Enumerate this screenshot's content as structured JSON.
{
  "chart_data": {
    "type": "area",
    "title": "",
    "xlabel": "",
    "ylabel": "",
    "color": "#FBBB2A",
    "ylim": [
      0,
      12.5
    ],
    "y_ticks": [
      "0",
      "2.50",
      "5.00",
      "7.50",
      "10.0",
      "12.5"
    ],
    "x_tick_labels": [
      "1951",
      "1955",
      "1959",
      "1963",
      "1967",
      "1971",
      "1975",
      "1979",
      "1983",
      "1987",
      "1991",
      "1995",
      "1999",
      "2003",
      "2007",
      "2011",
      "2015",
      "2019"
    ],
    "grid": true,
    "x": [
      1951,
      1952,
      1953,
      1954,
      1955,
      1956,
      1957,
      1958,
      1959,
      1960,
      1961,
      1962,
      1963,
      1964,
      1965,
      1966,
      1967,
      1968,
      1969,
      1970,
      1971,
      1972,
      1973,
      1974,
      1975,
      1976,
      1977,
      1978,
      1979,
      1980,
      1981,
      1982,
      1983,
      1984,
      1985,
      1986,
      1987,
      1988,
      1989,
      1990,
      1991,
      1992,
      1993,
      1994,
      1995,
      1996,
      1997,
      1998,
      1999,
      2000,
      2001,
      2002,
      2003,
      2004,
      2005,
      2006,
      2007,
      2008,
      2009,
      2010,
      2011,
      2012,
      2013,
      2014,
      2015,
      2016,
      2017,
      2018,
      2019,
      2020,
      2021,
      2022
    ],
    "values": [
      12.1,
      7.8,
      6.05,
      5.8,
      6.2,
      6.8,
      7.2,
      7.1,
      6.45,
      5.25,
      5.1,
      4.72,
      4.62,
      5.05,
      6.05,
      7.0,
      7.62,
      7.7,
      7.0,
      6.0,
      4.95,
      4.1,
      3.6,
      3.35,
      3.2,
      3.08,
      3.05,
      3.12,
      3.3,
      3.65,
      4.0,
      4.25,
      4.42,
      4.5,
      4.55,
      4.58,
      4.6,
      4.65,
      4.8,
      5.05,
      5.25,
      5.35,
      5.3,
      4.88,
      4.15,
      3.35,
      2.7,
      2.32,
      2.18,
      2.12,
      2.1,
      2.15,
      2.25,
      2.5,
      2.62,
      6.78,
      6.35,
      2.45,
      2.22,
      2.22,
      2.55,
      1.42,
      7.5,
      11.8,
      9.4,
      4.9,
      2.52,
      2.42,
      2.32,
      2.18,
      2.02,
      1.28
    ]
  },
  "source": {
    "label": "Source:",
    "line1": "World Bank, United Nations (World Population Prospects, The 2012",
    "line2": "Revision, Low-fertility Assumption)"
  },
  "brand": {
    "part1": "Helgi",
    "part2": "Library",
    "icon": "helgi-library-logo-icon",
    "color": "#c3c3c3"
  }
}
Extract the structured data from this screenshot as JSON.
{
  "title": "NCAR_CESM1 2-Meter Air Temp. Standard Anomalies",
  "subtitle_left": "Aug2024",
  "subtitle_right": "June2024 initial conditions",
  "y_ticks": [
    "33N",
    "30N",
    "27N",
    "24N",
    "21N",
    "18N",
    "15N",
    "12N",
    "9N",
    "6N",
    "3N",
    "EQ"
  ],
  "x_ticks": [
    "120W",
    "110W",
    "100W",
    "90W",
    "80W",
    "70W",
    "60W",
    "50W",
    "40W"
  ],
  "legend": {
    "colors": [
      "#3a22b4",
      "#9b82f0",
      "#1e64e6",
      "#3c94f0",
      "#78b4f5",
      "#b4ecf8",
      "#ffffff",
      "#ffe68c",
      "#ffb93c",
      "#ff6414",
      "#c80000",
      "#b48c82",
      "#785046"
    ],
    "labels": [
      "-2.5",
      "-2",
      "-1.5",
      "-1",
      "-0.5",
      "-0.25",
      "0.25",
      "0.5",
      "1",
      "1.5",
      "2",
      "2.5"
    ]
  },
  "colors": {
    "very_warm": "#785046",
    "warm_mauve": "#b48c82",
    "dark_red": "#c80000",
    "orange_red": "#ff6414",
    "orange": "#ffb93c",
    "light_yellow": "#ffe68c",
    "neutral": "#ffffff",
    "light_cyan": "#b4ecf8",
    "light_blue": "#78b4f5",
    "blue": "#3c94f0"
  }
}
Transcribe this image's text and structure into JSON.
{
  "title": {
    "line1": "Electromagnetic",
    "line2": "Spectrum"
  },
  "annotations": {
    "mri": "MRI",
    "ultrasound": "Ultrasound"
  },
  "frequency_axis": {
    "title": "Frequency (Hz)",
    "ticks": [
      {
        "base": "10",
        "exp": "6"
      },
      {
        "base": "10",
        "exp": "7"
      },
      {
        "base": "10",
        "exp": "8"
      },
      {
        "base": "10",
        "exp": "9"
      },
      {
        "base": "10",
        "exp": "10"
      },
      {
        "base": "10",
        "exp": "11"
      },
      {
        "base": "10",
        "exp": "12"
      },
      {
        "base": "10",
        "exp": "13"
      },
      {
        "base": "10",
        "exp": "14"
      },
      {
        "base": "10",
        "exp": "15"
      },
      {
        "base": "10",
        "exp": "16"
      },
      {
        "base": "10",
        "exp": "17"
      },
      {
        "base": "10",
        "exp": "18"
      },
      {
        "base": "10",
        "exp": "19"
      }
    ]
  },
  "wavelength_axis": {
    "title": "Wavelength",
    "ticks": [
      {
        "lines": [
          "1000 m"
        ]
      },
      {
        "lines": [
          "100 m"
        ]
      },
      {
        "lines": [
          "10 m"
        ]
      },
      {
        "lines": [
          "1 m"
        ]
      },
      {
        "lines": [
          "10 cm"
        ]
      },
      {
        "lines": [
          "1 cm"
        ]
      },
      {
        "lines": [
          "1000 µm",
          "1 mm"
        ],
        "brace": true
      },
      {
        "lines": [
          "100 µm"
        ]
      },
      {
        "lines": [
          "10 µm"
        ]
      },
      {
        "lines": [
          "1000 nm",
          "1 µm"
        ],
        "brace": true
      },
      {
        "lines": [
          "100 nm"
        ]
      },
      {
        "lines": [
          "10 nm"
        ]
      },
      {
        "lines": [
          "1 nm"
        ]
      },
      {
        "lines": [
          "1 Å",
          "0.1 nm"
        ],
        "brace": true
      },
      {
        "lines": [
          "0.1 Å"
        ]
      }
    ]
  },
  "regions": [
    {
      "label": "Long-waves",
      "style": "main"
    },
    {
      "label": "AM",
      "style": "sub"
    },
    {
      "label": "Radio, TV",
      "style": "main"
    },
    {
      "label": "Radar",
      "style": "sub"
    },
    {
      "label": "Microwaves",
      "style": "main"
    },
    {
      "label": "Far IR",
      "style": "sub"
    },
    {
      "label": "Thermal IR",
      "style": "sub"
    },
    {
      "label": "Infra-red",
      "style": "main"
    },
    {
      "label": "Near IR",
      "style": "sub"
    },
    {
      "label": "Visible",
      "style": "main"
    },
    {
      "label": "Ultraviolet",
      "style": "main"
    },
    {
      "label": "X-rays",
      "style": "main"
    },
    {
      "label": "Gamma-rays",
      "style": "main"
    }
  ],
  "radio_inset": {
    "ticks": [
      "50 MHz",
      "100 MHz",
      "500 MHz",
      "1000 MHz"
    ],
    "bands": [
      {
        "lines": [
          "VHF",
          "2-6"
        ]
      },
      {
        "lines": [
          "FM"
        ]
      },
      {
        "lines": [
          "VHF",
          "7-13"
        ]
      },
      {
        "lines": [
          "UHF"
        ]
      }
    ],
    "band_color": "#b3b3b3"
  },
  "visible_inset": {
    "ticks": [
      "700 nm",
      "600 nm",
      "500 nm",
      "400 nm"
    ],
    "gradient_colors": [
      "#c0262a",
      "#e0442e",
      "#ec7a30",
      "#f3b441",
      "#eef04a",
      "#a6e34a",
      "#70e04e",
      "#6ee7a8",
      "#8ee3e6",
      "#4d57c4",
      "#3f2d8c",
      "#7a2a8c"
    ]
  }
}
-------------------------
■ Required task: Search the entries for the string "this" and collect each line that has it.

■ Worked solution:
Enumerate this screenshot's content as structured JSON.
Extract the structured data from this screenshot as JSON.
Transcribe this image's text and structure into JSON.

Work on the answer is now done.